→ Your task
Lay out the items from the start through the line containing "link-2005-2010-farmland-to-grassland — [658, 404, 1204, 431]" as a numbered list, skipping any blank lines.

— Start Rows —

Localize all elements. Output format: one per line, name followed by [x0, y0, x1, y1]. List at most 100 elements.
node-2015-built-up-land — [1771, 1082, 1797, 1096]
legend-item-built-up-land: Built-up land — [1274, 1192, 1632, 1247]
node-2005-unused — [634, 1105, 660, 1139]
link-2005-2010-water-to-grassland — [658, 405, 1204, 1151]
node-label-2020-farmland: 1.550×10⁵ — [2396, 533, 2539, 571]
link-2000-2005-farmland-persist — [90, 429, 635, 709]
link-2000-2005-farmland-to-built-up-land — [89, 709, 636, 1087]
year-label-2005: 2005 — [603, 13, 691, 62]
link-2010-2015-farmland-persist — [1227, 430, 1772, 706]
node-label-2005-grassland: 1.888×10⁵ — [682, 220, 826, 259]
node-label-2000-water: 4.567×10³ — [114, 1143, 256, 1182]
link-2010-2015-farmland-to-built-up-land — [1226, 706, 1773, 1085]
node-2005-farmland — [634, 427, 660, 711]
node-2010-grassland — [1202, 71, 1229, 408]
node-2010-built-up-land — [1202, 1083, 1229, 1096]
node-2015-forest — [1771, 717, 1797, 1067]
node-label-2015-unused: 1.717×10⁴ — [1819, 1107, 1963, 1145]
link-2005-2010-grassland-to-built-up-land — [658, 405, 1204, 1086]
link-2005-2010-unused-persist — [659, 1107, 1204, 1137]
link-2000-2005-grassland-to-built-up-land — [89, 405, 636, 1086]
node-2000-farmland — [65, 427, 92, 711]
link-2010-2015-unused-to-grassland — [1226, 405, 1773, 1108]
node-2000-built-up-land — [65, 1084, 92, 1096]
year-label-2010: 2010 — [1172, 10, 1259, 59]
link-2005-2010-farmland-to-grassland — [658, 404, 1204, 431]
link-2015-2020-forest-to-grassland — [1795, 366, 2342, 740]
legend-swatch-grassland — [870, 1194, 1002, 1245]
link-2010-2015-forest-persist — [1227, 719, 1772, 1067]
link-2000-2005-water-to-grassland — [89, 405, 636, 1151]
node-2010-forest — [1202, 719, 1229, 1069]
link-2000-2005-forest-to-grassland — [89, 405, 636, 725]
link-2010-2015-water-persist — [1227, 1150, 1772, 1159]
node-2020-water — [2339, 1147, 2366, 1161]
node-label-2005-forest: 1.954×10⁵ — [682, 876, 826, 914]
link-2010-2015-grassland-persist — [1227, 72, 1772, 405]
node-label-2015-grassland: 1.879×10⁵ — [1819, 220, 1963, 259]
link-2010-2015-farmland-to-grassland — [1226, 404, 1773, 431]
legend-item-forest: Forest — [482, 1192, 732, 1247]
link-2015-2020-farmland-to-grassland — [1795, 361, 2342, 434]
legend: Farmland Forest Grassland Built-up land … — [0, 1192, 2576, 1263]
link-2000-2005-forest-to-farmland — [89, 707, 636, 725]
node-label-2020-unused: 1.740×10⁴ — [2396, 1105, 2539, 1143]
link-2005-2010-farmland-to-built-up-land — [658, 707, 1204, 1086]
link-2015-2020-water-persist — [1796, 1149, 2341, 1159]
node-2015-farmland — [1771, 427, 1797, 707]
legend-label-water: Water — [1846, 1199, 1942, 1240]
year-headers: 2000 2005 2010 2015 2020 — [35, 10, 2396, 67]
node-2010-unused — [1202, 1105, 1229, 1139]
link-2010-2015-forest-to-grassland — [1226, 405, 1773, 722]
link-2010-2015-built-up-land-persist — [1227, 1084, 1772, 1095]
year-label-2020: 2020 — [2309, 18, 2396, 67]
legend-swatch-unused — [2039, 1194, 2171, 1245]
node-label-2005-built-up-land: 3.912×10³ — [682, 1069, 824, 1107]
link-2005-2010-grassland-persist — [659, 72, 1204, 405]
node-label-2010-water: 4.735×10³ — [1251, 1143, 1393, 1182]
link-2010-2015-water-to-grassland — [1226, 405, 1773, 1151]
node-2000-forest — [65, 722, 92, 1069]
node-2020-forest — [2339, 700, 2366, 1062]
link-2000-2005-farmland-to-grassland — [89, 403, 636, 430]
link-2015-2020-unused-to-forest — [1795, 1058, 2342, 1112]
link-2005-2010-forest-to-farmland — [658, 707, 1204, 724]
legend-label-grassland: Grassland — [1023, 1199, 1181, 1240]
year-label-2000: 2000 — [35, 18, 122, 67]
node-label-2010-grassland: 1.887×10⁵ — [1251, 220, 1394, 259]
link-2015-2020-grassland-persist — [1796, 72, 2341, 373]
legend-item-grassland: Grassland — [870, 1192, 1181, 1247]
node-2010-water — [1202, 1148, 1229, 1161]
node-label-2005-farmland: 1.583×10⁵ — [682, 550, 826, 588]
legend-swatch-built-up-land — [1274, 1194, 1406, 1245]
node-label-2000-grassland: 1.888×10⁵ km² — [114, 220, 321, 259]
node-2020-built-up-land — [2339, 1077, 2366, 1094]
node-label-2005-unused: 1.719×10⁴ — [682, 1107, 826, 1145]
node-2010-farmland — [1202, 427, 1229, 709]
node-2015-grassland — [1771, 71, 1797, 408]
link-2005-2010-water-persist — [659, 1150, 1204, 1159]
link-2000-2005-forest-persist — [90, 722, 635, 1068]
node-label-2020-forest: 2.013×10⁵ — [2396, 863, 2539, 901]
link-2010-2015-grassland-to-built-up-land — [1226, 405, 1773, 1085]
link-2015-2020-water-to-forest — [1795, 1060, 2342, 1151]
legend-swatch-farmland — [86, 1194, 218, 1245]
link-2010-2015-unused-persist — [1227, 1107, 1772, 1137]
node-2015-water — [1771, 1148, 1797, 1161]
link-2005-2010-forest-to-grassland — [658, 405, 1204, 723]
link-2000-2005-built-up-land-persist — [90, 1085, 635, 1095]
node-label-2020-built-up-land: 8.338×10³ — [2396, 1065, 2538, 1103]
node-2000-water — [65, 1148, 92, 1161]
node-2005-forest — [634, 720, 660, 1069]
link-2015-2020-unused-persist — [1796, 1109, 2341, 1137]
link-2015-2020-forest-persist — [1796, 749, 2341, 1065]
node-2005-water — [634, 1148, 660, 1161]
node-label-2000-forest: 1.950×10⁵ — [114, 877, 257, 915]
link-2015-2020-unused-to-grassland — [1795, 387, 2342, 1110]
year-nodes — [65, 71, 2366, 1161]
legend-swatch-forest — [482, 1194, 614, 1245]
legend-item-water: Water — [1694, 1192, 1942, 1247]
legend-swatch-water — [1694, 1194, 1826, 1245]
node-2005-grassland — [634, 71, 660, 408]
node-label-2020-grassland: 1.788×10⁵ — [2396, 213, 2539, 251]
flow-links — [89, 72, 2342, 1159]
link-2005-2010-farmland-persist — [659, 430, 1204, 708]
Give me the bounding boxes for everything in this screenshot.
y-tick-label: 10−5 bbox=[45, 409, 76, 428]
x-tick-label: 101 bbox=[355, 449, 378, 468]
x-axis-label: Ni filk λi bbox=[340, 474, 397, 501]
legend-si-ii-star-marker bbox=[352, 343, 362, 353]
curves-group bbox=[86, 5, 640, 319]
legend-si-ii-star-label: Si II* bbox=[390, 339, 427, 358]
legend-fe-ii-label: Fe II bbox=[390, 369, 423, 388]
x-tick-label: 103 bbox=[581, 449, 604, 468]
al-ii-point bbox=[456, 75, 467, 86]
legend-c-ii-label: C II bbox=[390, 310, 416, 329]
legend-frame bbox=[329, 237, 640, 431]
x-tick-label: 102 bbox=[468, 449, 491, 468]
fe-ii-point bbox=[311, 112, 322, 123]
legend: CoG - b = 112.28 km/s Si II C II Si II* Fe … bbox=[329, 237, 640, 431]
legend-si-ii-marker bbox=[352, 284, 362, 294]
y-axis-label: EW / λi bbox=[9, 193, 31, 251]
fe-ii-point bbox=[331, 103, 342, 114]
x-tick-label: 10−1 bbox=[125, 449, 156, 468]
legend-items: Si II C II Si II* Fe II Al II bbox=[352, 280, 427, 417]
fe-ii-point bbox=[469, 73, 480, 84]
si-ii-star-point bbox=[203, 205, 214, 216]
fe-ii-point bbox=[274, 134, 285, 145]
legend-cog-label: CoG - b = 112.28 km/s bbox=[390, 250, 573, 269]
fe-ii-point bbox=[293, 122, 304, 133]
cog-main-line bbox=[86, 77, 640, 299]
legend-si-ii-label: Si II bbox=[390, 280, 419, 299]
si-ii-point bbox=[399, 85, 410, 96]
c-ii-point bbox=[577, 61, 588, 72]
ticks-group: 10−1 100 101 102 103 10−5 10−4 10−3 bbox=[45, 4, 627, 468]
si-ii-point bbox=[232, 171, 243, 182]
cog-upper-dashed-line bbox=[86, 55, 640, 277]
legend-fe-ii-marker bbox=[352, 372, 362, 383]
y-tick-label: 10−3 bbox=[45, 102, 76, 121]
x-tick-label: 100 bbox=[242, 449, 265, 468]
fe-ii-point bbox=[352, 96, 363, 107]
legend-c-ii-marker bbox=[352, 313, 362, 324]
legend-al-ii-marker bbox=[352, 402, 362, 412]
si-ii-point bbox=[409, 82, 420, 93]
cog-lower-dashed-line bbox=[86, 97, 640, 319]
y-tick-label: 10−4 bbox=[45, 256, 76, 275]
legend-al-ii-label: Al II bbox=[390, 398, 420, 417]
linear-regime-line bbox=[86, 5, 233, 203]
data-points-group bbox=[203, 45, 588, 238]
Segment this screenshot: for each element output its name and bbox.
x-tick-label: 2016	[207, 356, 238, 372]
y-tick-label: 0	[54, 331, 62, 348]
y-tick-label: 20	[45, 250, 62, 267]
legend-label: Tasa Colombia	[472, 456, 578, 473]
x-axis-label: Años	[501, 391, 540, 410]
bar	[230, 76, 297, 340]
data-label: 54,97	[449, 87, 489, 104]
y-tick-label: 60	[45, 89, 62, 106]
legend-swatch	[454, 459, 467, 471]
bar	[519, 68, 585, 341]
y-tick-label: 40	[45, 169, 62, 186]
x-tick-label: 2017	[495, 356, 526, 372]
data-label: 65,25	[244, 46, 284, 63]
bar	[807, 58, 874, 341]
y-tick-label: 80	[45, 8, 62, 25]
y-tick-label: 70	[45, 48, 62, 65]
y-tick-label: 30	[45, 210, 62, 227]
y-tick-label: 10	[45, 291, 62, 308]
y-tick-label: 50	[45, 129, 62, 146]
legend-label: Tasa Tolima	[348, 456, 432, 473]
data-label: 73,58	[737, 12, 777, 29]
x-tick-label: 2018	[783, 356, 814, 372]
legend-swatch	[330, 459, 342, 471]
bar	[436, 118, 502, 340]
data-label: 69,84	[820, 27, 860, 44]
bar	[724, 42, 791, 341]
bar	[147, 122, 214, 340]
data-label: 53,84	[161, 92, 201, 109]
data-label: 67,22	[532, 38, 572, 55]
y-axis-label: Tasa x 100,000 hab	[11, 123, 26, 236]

— End Rows —

→ Task result
1. Localize all elements. Output format: one per line, name followed by [x0, y0, x1, y1]. List at most 100 elements.
2. node-2015-built-up-land — [1771, 1082, 1797, 1096]
3. legend-item-built-up-land: Built-up land — [1274, 1192, 1632, 1247]
4. node-2005-unused — [634, 1105, 660, 1139]
5. link-2005-2010-water-to-grassland — [658, 405, 1204, 1151]
6. node-label-2020-farmland: 1.550×10⁵ — [2396, 533, 2539, 571]
7. link-2000-2005-farmland-persist — [90, 429, 635, 709]
8. link-2000-2005-farmland-to-built-up-land — [89, 709, 636, 1087]
9. year-label-2005: 2005 — [603, 13, 691, 62]
10. link-2010-2015-farmland-persist — [1227, 430, 1772, 706]
11. node-label-2005-grassland: 1.888×10⁵ — [682, 220, 826, 259]
12. node-label-2000-water: 4.567×10³ — [114, 1143, 256, 1182]
13. link-2010-2015-farmland-to-built-up-land — [1226, 706, 1773, 1085]
14. node-2005-farmland — [634, 427, 660, 711]
15. node-2010-grassland — [1202, 71, 1229, 408]
16. node-2010-built-up-land — [1202, 1083, 1229, 1096]
17. node-2015-forest — [1771, 717, 1797, 1067]
18. node-label-2015-unused: 1.717×10⁴ — [1819, 1107, 1963, 1145]
19. link-2005-2010-grassland-to-built-up-land — [658, 405, 1204, 1086]
20. link-2005-2010-unused-persist — [659, 1107, 1204, 1137]
21. link-2000-2005-grassland-to-built-up-land — [89, 405, 636, 1086]
22. node-2000-farmland — [65, 427, 92, 711]
23. link-2010-2015-unused-to-grassland — [1226, 405, 1773, 1108]
24. node-2000-built-up-land — [65, 1084, 92, 1096]
25. year-label-2010: 2010 — [1172, 10, 1259, 59]
26. link-2005-2010-farmland-to-grassland — [658, 404, 1204, 431]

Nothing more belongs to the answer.